**Material supplied**

>> Begin

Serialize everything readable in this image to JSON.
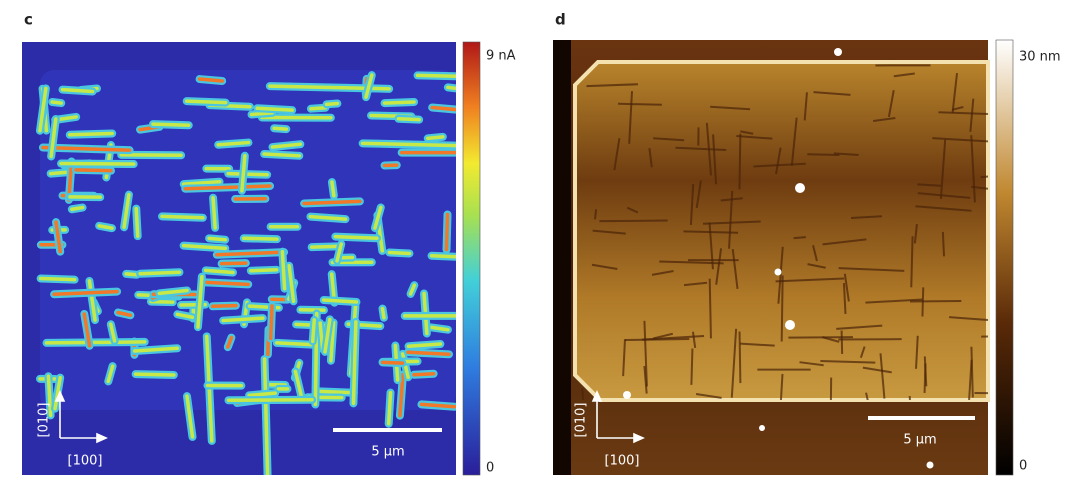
{
  "panels": [
    {
      "label": "c",
      "colorbar": {
        "max_label": "9 nA",
        "min_label": "0"
      },
      "axes": {
        "vertical": "[010]",
        "horizontal": "[100]"
      },
      "scale_bar": "5 μm"
    },
    {
      "label": "d",
      "colorbar": {
        "max_label": "30 nm",
        "min_label": "0"
      },
      "axes": {
        "vertical": "[010]",
        "horizontal": "[100]"
      },
      "scale_bar": "5 μm"
    }
  ]
}
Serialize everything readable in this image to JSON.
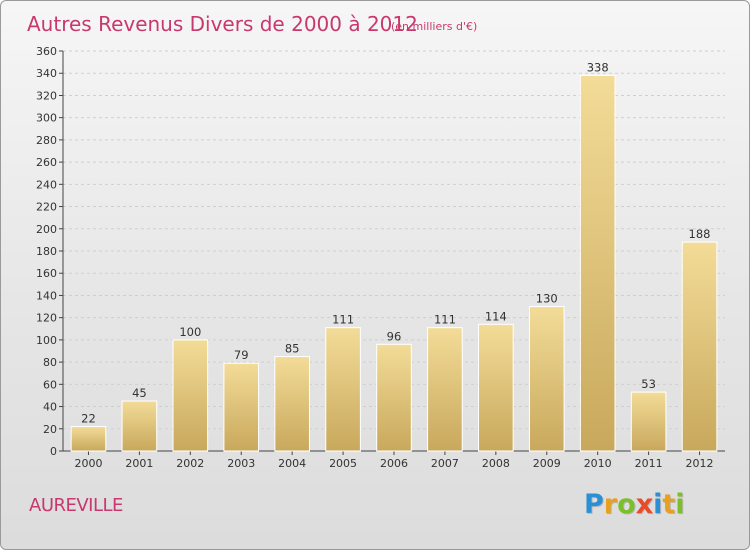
{
  "colors": {
    "accent": "#c8386e",
    "bar_light": "#f3dc98",
    "bar_dark": "#c8a85c",
    "grid": "#cfcfcf"
  },
  "city": "AUREVILLE",
  "logo": {
    "letters": [
      "P",
      "r",
      "o",
      "x",
      "i",
      "t",
      "i"
    ]
  },
  "chart_data": {
    "type": "bar",
    "title": "Autres Revenus Divers de 2000 à 2012",
    "subtitle": "(en milliers d'€)",
    "xlabel": "",
    "ylabel": "",
    "ylim": [
      0,
      360
    ],
    "yticks": [
      0,
      20,
      40,
      60,
      80,
      100,
      120,
      140,
      160,
      180,
      200,
      220,
      240,
      260,
      280,
      300,
      320,
      340,
      360
    ],
    "grid": true,
    "categories": [
      "2000",
      "2001",
      "2002",
      "2003",
      "2004",
      "2005",
      "2006",
      "2007",
      "2008",
      "2009",
      "2010",
      "2011",
      "2012"
    ],
    "values": [
      22,
      45,
      100,
      79,
      85,
      111,
      96,
      111,
      114,
      130,
      338,
      53,
      188
    ]
  }
}
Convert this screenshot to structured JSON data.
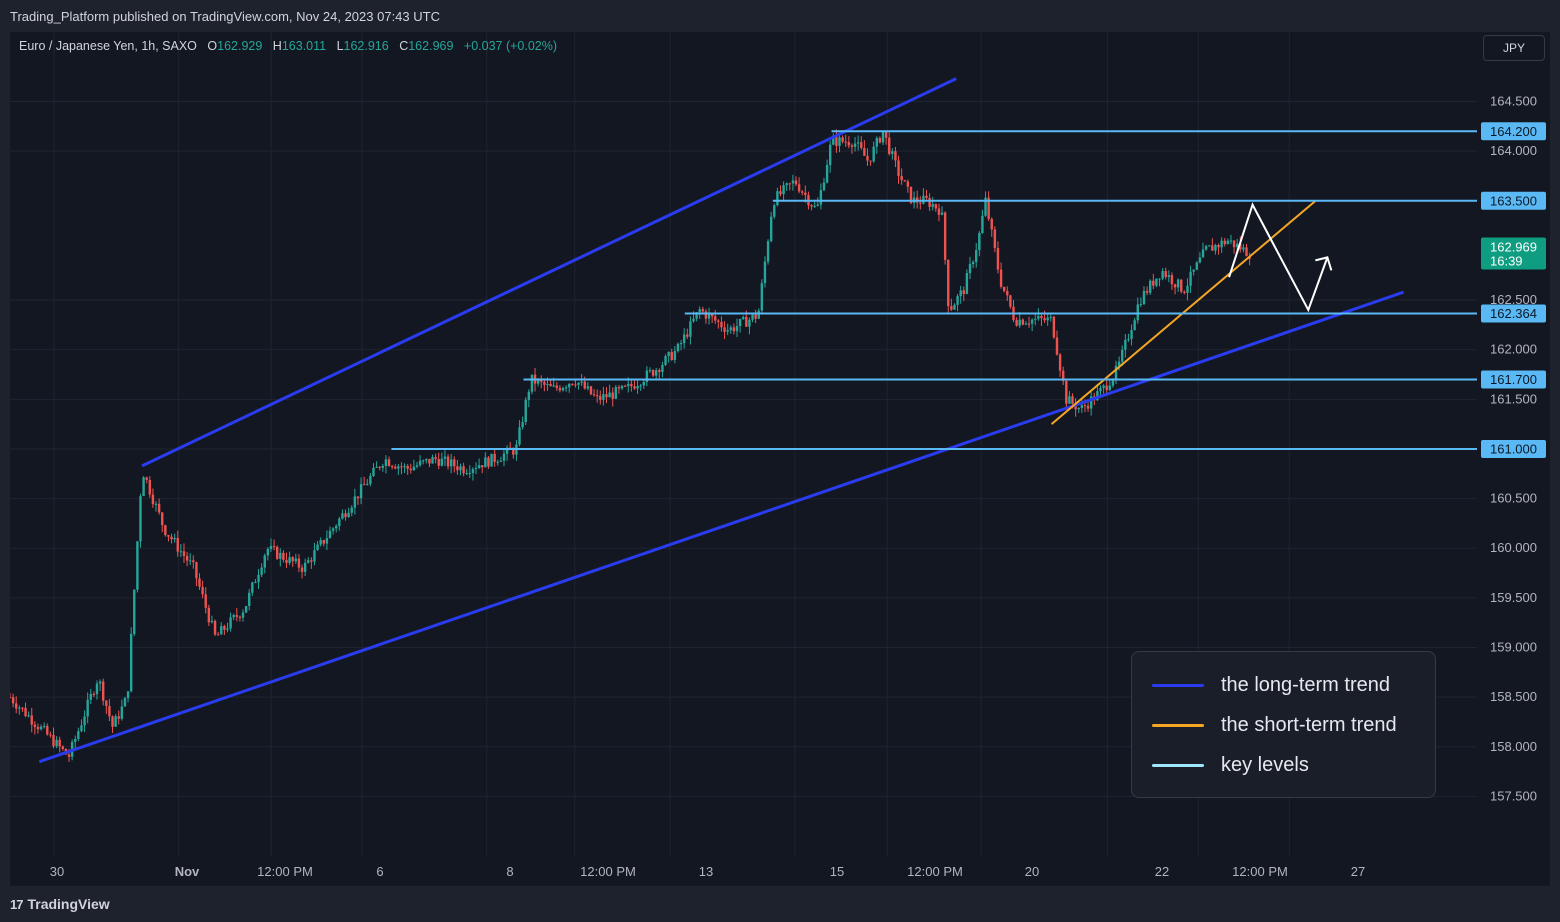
{
  "header": {
    "publish_line": "Trading_Platform published on TradingView.com, Nov 24, 2023 07:43 UTC"
  },
  "ohlc": {
    "symbol": "Euro / Japanese Yen, 1h, SAXO",
    "open_label": "O",
    "open": "162.929",
    "high_label": "H",
    "high": "163.011",
    "low_label": "L",
    "low": "162.916",
    "close_label": "C",
    "close": "162.969",
    "change": "+0.037 (+0.02%)"
  },
  "currency_button": "JPY",
  "footer": {
    "brand": "TradingView",
    "logo_mark": "17"
  },
  "legend": {
    "items": [
      {
        "label": "the long-term trend",
        "color": "#2a3cf0"
      },
      {
        "label": "the short-term trend",
        "color": "#f5a623"
      },
      {
        "label": "key levels",
        "color": "#9ee7ff"
      }
    ]
  },
  "colors": {
    "up": "#26a69a",
    "down": "#ef5350",
    "channel": "#2a3cf0",
    "short_trend": "#f5a623",
    "key_level": "#5ab8f5",
    "projection": "#ffffff"
  },
  "chart_data": {
    "type": "candlestick",
    "title": "Euro / Japanese Yen, 1h, SAXO",
    "ylim": [
      156.9,
      165.2
    ],
    "y_ticks": [
      157.5,
      158.0,
      158.5,
      159.0,
      159.5,
      160.0,
      160.5,
      161.0,
      161.5,
      162.0,
      162.5,
      164.0,
      164.5
    ],
    "y_tick_labels": [
      "157.500",
      "158.000",
      "158.500",
      "159.000",
      "159.500",
      "160.000",
      "160.500",
      "161.000",
      "161.500",
      "162.000",
      "162.500",
      "164.000",
      "164.500"
    ],
    "x_ticks": [
      {
        "label": "30",
        "bold": false,
        "i": 0
      },
      {
        "label": "Nov",
        "bold": true,
        "i": 1
      },
      {
        "label": "12:00 PM",
        "bold": false,
        "i": 2
      },
      {
        "label": "6",
        "bold": false,
        "i": 3
      },
      {
        "label": "8",
        "bold": false,
        "i": 4
      },
      {
        "label": "12:00 PM",
        "bold": false,
        "i": 5
      },
      {
        "label": "13",
        "bold": false,
        "i": 6
      },
      {
        "label": "15",
        "bold": false,
        "i": 7
      },
      {
        "label": "12:00 PM",
        "bold": false,
        "i": 8
      },
      {
        "label": "20",
        "bold": false,
        "i": 9
      },
      {
        "label": "22",
        "bold": false,
        "i": 10
      },
      {
        "label": "12:00 PM",
        "bold": false,
        "i": 11
      },
      {
        "label": "27",
        "bold": false,
        "i": 12
      }
    ],
    "last_price": {
      "value": 162.969,
      "label": "162.969",
      "countdown": "16:39"
    },
    "key_levels": [
      {
        "value": 164.2,
        "label": "164.200",
        "from": 0.56
      },
      {
        "value": 163.5,
        "label": "163.500",
        "from": 0.52
      },
      {
        "value": 162.364,
        "label": "162.364",
        "from": 0.46
      },
      {
        "value": 161.7,
        "label": "161.700",
        "from": 0.35
      },
      {
        "value": 161.0,
        "label": "161.000",
        "from": 0.26
      }
    ],
    "channel_upper": [
      [
        0.09,
        160.83
      ],
      [
        0.645,
        164.73
      ]
    ],
    "channel_lower": [
      [
        0.02,
        157.85
      ],
      [
        0.95,
        162.58
      ]
    ],
    "short_trend": [
      [
        0.71,
        161.25
      ],
      [
        0.89,
        163.5
      ]
    ],
    "projection": [
      [
        0.831,
        162.73
      ],
      [
        0.847,
        163.46
      ],
      [
        0.885,
        162.4
      ],
      [
        0.898,
        162.93
      ]
    ],
    "waypoints": [
      [
        0.0,
        158.5
      ],
      [
        0.02,
        158.2
      ],
      [
        0.04,
        157.9
      ],
      [
        0.06,
        158.7
      ],
      [
        0.07,
        158.2
      ],
      [
        0.08,
        158.5
      ],
      [
        0.09,
        160.8
      ],
      [
        0.105,
        160.2
      ],
      [
        0.125,
        159.8
      ],
      [
        0.14,
        159.1
      ],
      [
        0.16,
        159.4
      ],
      [
        0.175,
        160.0
      ],
      [
        0.2,
        159.8
      ],
      [
        0.22,
        160.2
      ],
      [
        0.235,
        160.5
      ],
      [
        0.255,
        160.9
      ],
      [
        0.27,
        160.8
      ],
      [
        0.29,
        160.9
      ],
      [
        0.31,
        160.8
      ],
      [
        0.33,
        160.9
      ],
      [
        0.345,
        161.0
      ],
      [
        0.355,
        161.7
      ],
      [
        0.37,
        161.6
      ],
      [
        0.385,
        161.7
      ],
      [
        0.4,
        161.5
      ],
      [
        0.42,
        161.6
      ],
      [
        0.44,
        161.8
      ],
      [
        0.455,
        162.0
      ],
      [
        0.47,
        162.4
      ],
      [
        0.49,
        162.2
      ],
      [
        0.51,
        162.35
      ],
      [
        0.52,
        163.5
      ],
      [
        0.535,
        163.7
      ],
      [
        0.55,
        163.4
      ],
      [
        0.56,
        164.1
      ],
      [
        0.575,
        164.1
      ],
      [
        0.585,
        163.9
      ],
      [
        0.595,
        164.2
      ],
      [
        0.605,
        163.8
      ],
      [
        0.615,
        163.5
      ],
      [
        0.625,
        163.5
      ],
      [
        0.635,
        163.4
      ],
      [
        0.64,
        162.4
      ],
      [
        0.65,
        162.6
      ],
      [
        0.66,
        163.1
      ],
      [
        0.665,
        163.5
      ],
      [
        0.675,
        162.7
      ],
      [
        0.685,
        162.3
      ],
      [
        0.695,
        162.3
      ],
      [
        0.71,
        162.3
      ],
      [
        0.72,
        161.5
      ],
      [
        0.73,
        161.4
      ],
      [
        0.745,
        161.6
      ],
      [
        0.755,
        161.8
      ],
      [
        0.77,
        162.5
      ],
      [
        0.785,
        162.8
      ],
      [
        0.8,
        162.6
      ],
      [
        0.815,
        163.0
      ],
      [
        0.83,
        163.1
      ],
      [
        0.845,
        162.97
      ]
    ]
  }
}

>> End

**Exercise description**
Without the pictures, print the records in full, exactly as they appear.

**Result of this exercise**
Serialize everything readable in this image to JSON.
{
  "panels": [
    {
      "label": "c",
      "colorbar": {
        "max_label": "9 nA",
        "min_label": "0"
      },
      "axes": {
        "vertical": "[010]",
        "horizontal": "[100]"
      },
      "scale_bar": "5 μm"
    },
    {
      "label": "d",
      "colorbar": {
        "max_label": "30 nm",
        "min_label": "0"
      },
      "axes": {
        "vertical": "[010]",
        "horizontal": "[100]"
      },
      "scale_bar": "5 μm"
    }
  ]
}
Serialize everything readable in this image to JSON.
{
  "colors": {
    "accent": "#c8386e",
    "bar_light": "#f3dc98",
    "bar_dark": "#c8a85c",
    "grid": "#cfcfcf"
  },
  "city": "AUREVILLE",
  "logo": {
    "letters": [
      "P",
      "r",
      "o",
      "x",
      "i",
      "t",
      "i"
    ]
  },
  "chart_data": {
    "type": "bar",
    "title": "Autres Revenus Divers de 2000 à 2012",
    "subtitle": "(en milliers d'€)",
    "xlabel": "",
    "ylabel": "",
    "ylim": [
      0,
      360
    ],
    "yticks": [
      0,
      20,
      40,
      60,
      80,
      100,
      120,
      140,
      160,
      180,
      200,
      220,
      240,
      260,
      280,
      300,
      320,
      340,
      360
    ],
    "grid": true,
    "categories": [
      "2000",
      "2001",
      "2002",
      "2003",
      "2004",
      "2005",
      "2006",
      "2007",
      "2008",
      "2009",
      "2010",
      "2011",
      "2012"
    ],
    "values": [
      22,
      45,
      100,
      79,
      85,
      111,
      96,
      111,
      114,
      130,
      338,
      53,
      188
    ]
  }
}
Convert this screenshot to structured JSON data.
{
  "header": {
    "publish_line": "Trading_Platform published on TradingView.com, Nov 24, 2023 07:43 UTC"
  },
  "ohlc": {
    "symbol": "Euro / Japanese Yen, 1h, SAXO",
    "open_label": "O",
    "open": "162.929",
    "high_label": "H",
    "high": "163.011",
    "low_label": "L",
    "low": "162.916",
    "close_label": "C",
    "close": "162.969",
    "change": "+0.037 (+0.02%)"
  },
  "currency_button": "JPY",
  "footer": {
    "brand": "TradingView",
    "logo_mark": "17"
  },
  "legend": {
    "items": [
      {
        "label": "the long-term trend",
        "color": "#2a3cf0"
      },
      {
        "label": "the short-term trend",
        "color": "#f5a623"
      },
      {
        "label": "key levels",
        "color": "#9ee7ff"
      }
    ]
  },
  "colors": {
    "up": "#26a69a",
    "down": "#ef5350",
    "channel": "#2a3cf0",
    "short_trend": "#f5a623",
    "key_level": "#5ab8f5",
    "projection": "#ffffff"
  },
  "chart_data": {
    "type": "candlestick",
    "title": "Euro / Japanese Yen, 1h, SAXO",
    "ylim": [
      156.9,
      165.2
    ],
    "y_ticks": [
      157.5,
      158.0,
      158.5,
      159.0,
      159.5,
      160.0,
      160.5,
      161.0,
      161.5,
      162.0,
      162.5,
      164.0,
      164.5
    ],
    "y_tick_labels": [
      "157.500",
      "158.000",
      "158.500",
      "159.000",
      "159.500",
      "160.000",
      "160.500",
      "161.000",
      "161.500",
      "162.000",
      "162.500",
      "164.000",
      "164.500"
    ],
    "x_ticks": [
      {
        "label": "30",
        "bold": false,
        "i": 0
      },
      {
        "label": "Nov",
        "bold": true,
        "i": 1
      },
      {
        "label": "12:00 PM",
        "bold": false,
        "i": 2
      },
      {
        "label": "6",
        "bold": false,
        "i": 3
      },
      {
        "label": "8",
        "bold": false,
        "i": 4
      },
      {
        "label": "12:00 PM",
        "bold": false,
        "i": 5
      },
      {
        "label": "13",
        "bold": false,
        "i": 6
      },
      {
        "label": "15",
        "bold": false,
        "i": 7
      },
      {
        "label": "12:00 PM",
        "bold": false,
        "i": 8
      },
      {
        "label": "20",
        "bold": false,
        "i": 9
      },
      {
        "label": "22",
        "bold": false,
        "i": 10
      },
      {
        "label": "12:00 PM",
        "bold": false,
        "i": 11
      },
      {
        "label": "27",
        "bold": false,
        "i": 12
      }
    ],
    "last_price": {
      "value": 162.969,
      "label": "162.969",
      "countdown": "16:39"
    },
    "key_levels": [
      {
        "value": 164.2,
        "label": "164.200",
        "from": 0.56
      },
      {
        "value": 163.5,
        "label": "163.500",
        "from": 0.52
      },
      {
        "value": 162.364,
        "label": "162.364",
        "from": 0.46
      },
      {
        "value": 161.7,
        "label": "161.700",
        "from": 0.35
      },
      {
        "value": 161.0,
        "label": "161.000",
        "from": 0.26
      }
    ],
    "channel_upper": [
      [
        0.09,
        160.83
      ],
      [
        0.645,
        164.73
      ]
    ],
    "channel_lower": [
      [
        0.02,
        157.85
      ],
      [
        0.95,
        162.58
      ]
    ],
    "short_trend": [
      [
        0.71,
        161.25
      ],
      [
        0.89,
        163.5
      ]
    ],
    "projection": [
      [
        0.831,
        162.73
      ],
      [
        0.847,
        163.46
      ],
      [
        0.885,
        162.4
      ],
      [
        0.898,
        162.93
      ]
    ],
    "waypoints": [
      [
        0.0,
        158.5
      ],
      [
        0.02,
        158.2
      ],
      [
        0.04,
        157.9
      ],
      [
        0.06,
        158.7
      ],
      [
        0.07,
        158.2
      ],
      [
        0.08,
        158.5
      ],
      [
        0.09,
        160.8
      ],
      [
        0.105,
        160.2
      ],
      [
        0.125,
        159.8
      ],
      [
        0.14,
        159.1
      ],
      [
        0.16,
        159.4
      ],
      [
        0.175,
        160.0
      ],
      [
        0.2,
        159.8
      ],
      [
        0.22,
        160.2
      ],
      [
        0.235,
        160.5
      ],
      [
        0.255,
        160.9
      ],
      [
        0.27,
        160.8
      ],
      [
        0.29,
        160.9
      ],
      [
        0.31,
        160.8
      ],
      [
        0.33,
        160.9
      ],
      [
        0.345,
        161.0
      ],
      [
        0.355,
        161.7
      ],
      [
        0.37,
        161.6
      ],
      [
        0.385,
        161.7
      ],
      [
        0.4,
        161.5
      ],
      [
        0.42,
        161.6
      ],
      [
        0.44,
        161.8
      ],
      [
        0.455,
        162.0
      ],
      [
        0.47,
        162.4
      ],
      [
        0.49,
        162.2
      ],
      [
        0.51,
        162.35
      ],
      [
        0.52,
        163.5
      ],
      [
        0.535,
        163.7
      ],
      [
        0.55,
        163.4
      ],
      [
        0.56,
        164.1
      ],
      [
        0.575,
        164.1
      ],
      [
        0.585,
        163.9
      ],
      [
        0.595,
        164.2
      ],
      [
        0.605,
        163.8
      ],
      [
        0.615,
        163.5
      ],
      [
        0.625,
        163.5
      ],
      [
        0.635,
        163.4
      ],
      [
        0.64,
        162.4
      ],
      [
        0.65,
        162.6
      ],
      [
        0.66,
        163.1
      ],
      [
        0.665,
        163.5
      ],
      [
        0.675,
        162.7
      ],
      [
        0.685,
        162.3
      ],
      [
        0.695,
        162.3
      ],
      [
        0.71,
        162.3
      ],
      [
        0.72,
        161.5
      ],
      [
        0.73,
        161.4
      ],
      [
        0.745,
        161.6
      ],
      [
        0.755,
        161.8
      ],
      [
        0.77,
        162.5
      ],
      [
        0.785,
        162.8
      ],
      [
        0.8,
        162.6
      ],
      [
        0.815,
        163.0
      ],
      [
        0.83,
        163.1
      ],
      [
        0.845,
        162.97
      ]
    ]
  }
}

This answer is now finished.